List every line in this data where the string "Papertrans" occurs.

## Data

★ ★ ★ ★

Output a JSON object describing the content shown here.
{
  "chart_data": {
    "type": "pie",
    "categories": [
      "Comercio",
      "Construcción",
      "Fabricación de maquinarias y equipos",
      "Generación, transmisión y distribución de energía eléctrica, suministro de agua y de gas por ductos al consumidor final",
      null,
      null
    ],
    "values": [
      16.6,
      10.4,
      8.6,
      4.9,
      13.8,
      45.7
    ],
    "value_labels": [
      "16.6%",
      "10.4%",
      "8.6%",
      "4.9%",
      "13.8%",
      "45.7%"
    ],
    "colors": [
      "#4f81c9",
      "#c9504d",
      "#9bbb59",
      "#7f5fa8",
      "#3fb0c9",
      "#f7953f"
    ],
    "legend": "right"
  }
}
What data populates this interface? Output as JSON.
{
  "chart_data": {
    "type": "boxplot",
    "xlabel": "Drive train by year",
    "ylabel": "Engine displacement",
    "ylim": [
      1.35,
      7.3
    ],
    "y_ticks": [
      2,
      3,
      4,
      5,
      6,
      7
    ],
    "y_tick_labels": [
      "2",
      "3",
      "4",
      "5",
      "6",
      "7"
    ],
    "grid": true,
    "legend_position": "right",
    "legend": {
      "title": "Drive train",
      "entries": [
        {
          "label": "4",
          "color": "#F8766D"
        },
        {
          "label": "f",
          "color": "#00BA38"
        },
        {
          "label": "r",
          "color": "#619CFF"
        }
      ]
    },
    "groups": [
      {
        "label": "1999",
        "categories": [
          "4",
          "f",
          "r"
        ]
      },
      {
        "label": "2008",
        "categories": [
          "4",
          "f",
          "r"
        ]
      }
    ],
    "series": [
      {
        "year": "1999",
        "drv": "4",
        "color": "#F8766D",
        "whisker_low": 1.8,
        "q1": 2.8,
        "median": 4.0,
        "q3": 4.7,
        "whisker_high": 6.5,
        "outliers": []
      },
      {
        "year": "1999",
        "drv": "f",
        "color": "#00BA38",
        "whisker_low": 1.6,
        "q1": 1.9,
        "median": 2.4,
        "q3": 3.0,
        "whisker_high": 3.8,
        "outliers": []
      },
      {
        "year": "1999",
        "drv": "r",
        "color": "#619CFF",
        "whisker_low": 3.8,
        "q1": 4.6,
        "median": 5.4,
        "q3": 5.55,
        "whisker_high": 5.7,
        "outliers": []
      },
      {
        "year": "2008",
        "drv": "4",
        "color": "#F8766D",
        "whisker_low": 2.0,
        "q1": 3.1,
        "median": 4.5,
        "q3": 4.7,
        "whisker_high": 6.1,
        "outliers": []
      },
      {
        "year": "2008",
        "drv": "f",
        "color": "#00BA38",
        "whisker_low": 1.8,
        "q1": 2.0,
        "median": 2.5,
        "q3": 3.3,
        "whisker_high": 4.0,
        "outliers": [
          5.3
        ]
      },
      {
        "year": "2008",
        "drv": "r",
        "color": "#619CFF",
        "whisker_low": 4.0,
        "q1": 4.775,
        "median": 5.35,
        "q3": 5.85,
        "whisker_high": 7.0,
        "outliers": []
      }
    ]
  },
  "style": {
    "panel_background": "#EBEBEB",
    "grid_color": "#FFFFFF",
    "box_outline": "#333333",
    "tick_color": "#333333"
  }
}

★ ★ ★ ★

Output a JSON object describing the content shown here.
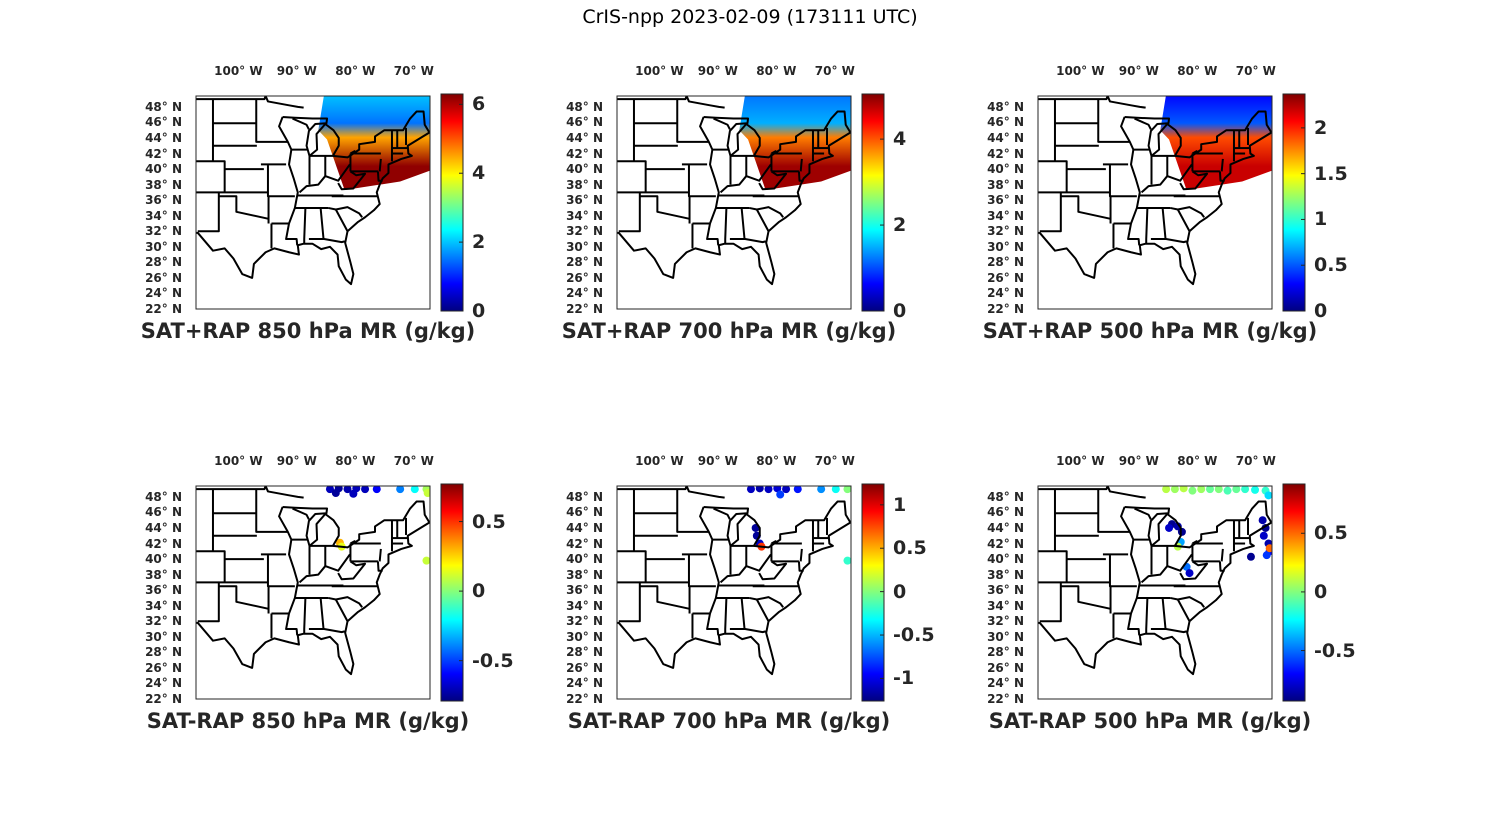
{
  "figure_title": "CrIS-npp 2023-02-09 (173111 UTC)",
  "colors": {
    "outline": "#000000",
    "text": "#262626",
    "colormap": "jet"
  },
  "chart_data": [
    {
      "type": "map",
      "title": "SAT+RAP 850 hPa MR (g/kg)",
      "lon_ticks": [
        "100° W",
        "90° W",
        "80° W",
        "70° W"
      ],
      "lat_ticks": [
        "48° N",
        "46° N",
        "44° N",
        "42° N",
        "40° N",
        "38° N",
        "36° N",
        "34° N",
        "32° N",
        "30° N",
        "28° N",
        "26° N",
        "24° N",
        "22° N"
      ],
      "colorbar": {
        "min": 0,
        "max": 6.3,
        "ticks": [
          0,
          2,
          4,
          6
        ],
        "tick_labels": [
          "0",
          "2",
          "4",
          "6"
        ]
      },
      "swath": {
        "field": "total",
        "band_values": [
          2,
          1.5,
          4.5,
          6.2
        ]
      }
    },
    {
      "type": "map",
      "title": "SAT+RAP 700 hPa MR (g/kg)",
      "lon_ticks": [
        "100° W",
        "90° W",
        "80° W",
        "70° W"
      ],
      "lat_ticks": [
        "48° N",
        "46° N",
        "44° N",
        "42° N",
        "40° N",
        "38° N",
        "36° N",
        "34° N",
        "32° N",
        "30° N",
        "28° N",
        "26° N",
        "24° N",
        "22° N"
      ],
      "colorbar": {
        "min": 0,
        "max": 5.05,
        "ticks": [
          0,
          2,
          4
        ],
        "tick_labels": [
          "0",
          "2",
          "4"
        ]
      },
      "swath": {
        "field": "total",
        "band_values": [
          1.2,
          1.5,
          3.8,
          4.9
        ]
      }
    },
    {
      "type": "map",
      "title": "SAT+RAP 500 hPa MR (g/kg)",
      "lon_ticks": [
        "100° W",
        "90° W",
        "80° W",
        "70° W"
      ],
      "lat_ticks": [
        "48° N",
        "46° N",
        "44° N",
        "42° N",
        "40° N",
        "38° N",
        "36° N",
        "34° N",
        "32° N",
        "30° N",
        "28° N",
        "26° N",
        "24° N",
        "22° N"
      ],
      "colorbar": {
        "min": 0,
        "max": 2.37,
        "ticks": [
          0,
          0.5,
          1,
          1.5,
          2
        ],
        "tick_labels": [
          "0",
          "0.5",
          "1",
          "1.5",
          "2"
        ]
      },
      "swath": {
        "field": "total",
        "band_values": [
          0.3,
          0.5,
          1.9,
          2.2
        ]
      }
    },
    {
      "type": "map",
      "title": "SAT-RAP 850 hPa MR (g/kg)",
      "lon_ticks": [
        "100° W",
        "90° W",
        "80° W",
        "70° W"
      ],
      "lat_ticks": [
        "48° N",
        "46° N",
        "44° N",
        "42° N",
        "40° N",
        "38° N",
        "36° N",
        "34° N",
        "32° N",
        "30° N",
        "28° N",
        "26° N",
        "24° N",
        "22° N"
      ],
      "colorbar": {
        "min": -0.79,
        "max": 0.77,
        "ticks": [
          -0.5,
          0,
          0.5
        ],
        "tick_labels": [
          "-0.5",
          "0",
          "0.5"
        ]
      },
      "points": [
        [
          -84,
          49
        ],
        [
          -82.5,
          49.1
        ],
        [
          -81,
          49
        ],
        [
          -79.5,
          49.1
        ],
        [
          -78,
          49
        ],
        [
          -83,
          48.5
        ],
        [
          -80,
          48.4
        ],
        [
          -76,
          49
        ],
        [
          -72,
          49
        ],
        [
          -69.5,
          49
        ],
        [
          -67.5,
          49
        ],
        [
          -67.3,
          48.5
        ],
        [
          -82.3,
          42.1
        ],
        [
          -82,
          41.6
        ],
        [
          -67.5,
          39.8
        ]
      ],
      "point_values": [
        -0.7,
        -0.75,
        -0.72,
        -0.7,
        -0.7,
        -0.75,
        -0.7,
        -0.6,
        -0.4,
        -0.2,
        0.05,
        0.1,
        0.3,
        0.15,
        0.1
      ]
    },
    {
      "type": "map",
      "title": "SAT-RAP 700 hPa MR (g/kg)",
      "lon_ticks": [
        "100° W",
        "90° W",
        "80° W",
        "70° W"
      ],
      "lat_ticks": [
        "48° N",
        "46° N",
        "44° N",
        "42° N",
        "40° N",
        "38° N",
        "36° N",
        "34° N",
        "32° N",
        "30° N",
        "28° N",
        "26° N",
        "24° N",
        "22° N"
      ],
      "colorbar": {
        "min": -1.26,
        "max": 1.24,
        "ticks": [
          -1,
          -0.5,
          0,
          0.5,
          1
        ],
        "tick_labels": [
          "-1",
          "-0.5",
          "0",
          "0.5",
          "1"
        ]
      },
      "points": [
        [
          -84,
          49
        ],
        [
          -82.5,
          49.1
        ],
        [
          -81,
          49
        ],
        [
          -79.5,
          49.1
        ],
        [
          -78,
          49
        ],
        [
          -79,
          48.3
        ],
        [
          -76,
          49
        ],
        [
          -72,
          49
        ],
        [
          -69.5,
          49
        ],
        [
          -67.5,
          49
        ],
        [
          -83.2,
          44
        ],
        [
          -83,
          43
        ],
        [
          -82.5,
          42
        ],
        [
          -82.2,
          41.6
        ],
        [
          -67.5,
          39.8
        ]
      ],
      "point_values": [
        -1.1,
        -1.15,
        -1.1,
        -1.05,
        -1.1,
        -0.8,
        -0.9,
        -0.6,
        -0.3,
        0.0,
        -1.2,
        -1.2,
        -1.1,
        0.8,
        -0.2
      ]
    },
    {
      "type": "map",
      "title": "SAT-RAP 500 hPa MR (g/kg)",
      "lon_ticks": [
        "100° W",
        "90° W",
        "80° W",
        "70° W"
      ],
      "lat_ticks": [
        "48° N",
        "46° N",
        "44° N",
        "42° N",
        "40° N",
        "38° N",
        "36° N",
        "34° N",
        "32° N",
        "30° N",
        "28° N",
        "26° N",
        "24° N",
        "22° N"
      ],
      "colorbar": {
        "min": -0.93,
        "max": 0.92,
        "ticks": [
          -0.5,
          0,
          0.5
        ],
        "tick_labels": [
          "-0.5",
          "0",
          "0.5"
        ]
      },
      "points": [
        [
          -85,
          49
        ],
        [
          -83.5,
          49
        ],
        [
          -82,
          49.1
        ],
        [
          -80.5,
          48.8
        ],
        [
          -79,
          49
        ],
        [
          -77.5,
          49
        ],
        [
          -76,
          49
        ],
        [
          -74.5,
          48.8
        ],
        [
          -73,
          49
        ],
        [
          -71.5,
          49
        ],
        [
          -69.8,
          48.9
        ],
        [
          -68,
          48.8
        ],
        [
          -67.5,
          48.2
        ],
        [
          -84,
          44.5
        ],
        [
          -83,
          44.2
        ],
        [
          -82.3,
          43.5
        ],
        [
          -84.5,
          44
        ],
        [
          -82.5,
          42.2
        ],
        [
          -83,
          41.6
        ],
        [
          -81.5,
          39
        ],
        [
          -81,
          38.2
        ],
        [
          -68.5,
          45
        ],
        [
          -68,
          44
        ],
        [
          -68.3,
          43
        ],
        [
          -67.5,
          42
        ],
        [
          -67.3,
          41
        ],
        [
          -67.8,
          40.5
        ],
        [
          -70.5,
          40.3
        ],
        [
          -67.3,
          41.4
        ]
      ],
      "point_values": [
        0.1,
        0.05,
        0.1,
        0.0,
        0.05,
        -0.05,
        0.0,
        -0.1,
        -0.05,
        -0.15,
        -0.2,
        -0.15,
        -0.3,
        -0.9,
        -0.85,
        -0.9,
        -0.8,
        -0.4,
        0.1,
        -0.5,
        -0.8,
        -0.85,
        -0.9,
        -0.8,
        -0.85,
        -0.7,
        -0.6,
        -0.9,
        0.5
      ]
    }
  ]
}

★ ★ ★ ★

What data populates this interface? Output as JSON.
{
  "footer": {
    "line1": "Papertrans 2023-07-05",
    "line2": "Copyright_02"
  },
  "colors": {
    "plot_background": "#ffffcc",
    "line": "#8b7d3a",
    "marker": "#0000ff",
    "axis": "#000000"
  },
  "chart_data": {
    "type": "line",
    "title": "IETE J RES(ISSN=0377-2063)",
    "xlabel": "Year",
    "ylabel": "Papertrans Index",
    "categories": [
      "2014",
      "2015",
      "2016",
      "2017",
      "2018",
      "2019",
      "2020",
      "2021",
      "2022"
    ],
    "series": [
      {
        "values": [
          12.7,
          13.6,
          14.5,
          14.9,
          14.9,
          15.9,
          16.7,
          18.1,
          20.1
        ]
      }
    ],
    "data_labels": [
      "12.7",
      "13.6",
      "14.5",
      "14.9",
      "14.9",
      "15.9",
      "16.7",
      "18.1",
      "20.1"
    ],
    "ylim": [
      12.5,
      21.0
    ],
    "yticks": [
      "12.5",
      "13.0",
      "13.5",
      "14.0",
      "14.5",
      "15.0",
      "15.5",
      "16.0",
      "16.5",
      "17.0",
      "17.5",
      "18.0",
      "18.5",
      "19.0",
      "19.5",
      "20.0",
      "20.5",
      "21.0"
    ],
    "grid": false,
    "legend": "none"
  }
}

★ ★ ★ ★

## Completed exercise
    "line1": "Papertrans 2023-07-05",
    "ylabel": "Papertrans Index",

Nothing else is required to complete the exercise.